→ **EXERCISE PROMPT**: Take the listing and print it in full, exactly as given.

→ **SOURCE DATA**:
☆ ☆ ☆ ☆ ☆
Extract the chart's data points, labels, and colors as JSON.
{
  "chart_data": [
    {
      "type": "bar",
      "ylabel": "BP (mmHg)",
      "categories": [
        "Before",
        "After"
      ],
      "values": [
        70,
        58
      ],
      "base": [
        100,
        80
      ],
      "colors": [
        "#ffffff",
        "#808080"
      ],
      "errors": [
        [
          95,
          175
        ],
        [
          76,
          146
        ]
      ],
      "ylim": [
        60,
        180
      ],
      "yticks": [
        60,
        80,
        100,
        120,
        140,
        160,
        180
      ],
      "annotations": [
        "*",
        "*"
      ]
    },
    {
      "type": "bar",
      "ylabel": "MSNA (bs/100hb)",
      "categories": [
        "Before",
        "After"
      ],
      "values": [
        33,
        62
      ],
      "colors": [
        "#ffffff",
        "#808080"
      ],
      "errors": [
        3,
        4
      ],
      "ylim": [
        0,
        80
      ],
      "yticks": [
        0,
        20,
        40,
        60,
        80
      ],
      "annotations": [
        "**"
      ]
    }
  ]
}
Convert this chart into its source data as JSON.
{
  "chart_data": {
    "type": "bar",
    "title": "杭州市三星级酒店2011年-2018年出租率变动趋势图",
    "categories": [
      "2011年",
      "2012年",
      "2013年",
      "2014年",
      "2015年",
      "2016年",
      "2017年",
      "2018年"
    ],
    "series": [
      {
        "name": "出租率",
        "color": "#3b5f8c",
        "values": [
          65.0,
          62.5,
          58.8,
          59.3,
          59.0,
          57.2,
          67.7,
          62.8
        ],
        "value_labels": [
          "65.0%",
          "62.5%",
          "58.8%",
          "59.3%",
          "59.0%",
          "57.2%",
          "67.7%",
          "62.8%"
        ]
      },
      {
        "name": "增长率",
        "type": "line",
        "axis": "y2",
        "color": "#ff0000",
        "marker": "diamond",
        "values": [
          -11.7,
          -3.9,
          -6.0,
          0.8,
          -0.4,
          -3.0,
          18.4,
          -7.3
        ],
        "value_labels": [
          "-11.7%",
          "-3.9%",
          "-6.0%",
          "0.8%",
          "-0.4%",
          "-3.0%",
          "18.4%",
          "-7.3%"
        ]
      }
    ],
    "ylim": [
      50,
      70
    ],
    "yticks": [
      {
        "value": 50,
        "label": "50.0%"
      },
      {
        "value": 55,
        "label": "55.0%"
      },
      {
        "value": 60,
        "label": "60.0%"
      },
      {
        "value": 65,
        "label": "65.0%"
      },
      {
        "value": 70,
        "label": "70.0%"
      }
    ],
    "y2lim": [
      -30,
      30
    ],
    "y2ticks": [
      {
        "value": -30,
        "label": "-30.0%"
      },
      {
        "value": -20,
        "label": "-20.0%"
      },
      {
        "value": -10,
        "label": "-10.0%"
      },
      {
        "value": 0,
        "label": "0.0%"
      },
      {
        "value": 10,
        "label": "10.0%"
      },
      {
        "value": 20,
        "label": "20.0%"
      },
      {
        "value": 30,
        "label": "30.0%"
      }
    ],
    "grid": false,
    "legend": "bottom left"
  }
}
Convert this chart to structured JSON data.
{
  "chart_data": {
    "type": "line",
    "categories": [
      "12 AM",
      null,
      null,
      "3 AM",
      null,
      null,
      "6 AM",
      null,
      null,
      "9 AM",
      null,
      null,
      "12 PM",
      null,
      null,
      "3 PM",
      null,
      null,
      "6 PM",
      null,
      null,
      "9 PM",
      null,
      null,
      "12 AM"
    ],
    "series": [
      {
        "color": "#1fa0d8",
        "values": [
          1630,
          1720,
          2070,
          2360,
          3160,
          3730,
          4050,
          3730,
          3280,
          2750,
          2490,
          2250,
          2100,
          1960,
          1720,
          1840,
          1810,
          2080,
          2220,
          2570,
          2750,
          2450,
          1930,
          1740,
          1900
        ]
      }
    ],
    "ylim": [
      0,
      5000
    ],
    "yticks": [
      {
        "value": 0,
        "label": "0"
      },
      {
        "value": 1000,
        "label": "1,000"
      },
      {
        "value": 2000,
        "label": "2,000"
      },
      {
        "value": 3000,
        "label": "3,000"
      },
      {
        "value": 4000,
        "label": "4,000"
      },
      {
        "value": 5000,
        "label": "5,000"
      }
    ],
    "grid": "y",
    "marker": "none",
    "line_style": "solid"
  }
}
☆ ☆ ☆ ☆ ☆
→ **COMPLETED EXERCISE**:
Extract the chart's data points, labels, and colors as JSON.
{
  "chart_data": [
    {
      "type": "bar",
      "ylabel": "BP (mmHg)",
      "categories": [
        "Before",
        "After"
      ],
      "values": [
        70,
        58
      ],
      "base": [
        100,
        80
      ],
      "colors": [
        "#ffffff",
        "#808080"
      ],
      "errors": [
        [
          95,
          175
        ],
        [
          76,
          146
        ]
      ],
      "ylim": [
        60,
        180
      ],
      "yticks": [
        60,
        80,
        100,
        120,
        140,
        160,
        180
      ],
      "annotations": [
        "*",
        "*"
      ]
    },
    {
      "type": "bar",
      "ylabel": "MSNA (bs/100hb)",
      "categories": [
        "Before",
        "After"
      ],
      "values": [
        33,
        62
      ],
      "colors": [
        "#ffffff",
        "#808080"
      ],
      "errors": [
        3,
        4
      ],
      "ylim": [
        0,
        80
      ],
      "yticks": [
        0,
        20,
        40,
        60,
        80
      ],
      "annotations": [
        "**"
      ]
    }
  ]
}
Convert this chart into its source data as JSON.
{
  "chart_data": {
    "type": "bar",
    "title": "杭州市三星级酒店2011年-2018年出租率变动趋势图",
    "categories": [
      "2011年",
      "2012年",
      "2013年",
      "2014年",
      "2015年",
      "2016年",
      "2017年",
      "2018年"
    ],
    "series": [
      {
        "name": "出租率",
        "color": "#3b5f8c",
        "values": [
          65.0,
          62.5,
          58.8,
          59.3,
          59.0,
          57.2,
          67.7,
          62.8
        ],
        "value_labels": [
          "65.0%",
          "62.5%",
          "58.8%",
          "59.3%",
          "59.0%",
          "57.2%",
          "67.7%",
          "62.8%"
        ]
      },
      {
        "name": "增长率",
        "type": "line",
        "axis": "y2",
        "color": "#ff0000",
        "marker": "diamond",
        "values": [
          -11.7,
          -3.9,
          -6.0,
          0.8,
          -0.4,
          -3.0,
          18.4,
          -7.3
        ],
        "value_labels": [
          "-11.7%",
          "-3.9%",
          "-6.0%",
          "0.8%",
          "-0.4%",
          "-3.0%",
          "18.4%",
          "-7.3%"
        ]
      }
    ],
    "ylim": [
      50,
      70
    ],
    "yticks": [
      {
        "value": 50,
        "label": "50.0%"
      },
      {
        "value": 55,
        "label": "55.0%"
      },
      {
        "value": 60,
        "label": "60.0%"
      },
      {
        "value": 65,
        "label": "65.0%"
      },
      {
        "value": 70,
        "label": "70.0%"
      }
    ],
    "y2lim": [
      -30,
      30
    ],
    "y2ticks": [
      {
        "value": -30,
        "label": "-30.0%"
      },
      {
        "value": -20,
        "label": "-20.0%"
      },
      {
        "value": -10,
        "label": "-10.0%"
      },
      {
        "value": 0,
        "label": "0.0%"
      },
      {
        "value": 10,
        "label": "10.0%"
      },
      {
        "value": 20,
        "label": "20.0%"
      },
      {
        "value": 30,
        "label": "30.0%"
      }
    ],
    "grid": false,
    "legend": "bottom left"
  }
}
Convert this chart to structured JSON data.
{
  "chart_data": {
    "type": "line",
    "categories": [
      "12 AM",
      null,
      null,
      "3 AM",
      null,
      null,
      "6 AM",
      null,
      null,
      "9 AM",
      null,
      null,
      "12 PM",
      null,
      null,
      "3 PM",
      null,
      null,
      "6 PM",
      null,
      null,
      "9 PM",
      null,
      null,
      "12 AM"
    ],
    "series": [
      {
        "color": "#1fa0d8",
        "values": [
          1630,
          1720,
          2070,
          2360,
          3160,
          3730,
          4050,
          3730,
          3280,
          2750,
          2490,
          2250,
          2100,
          1960,
          1720,
          1840,
          1810,
          2080,
          2220,
          2570,
          2750,
          2450,
          1930,
          1740,
          1900
        ]
      }
    ],
    "ylim": [
      0,
      5000
    ],
    "yticks": [
      {
        "value": 0,
        "label": "0"
      },
      {
        "value": 1000,
        "label": "1,000"
      },
      {
        "value": 2000,
        "label": "2,000"
      },
      {
        "value": 3000,
        "label": "3,000"
      },
      {
        "value": 4000,
        "label": "4,000"
      },
      {
        "value": 5000,
        "label": "5,000"
      }
    ],
    "grid": "y",
    "marker": "none",
    "line_style": "solid"
  }
}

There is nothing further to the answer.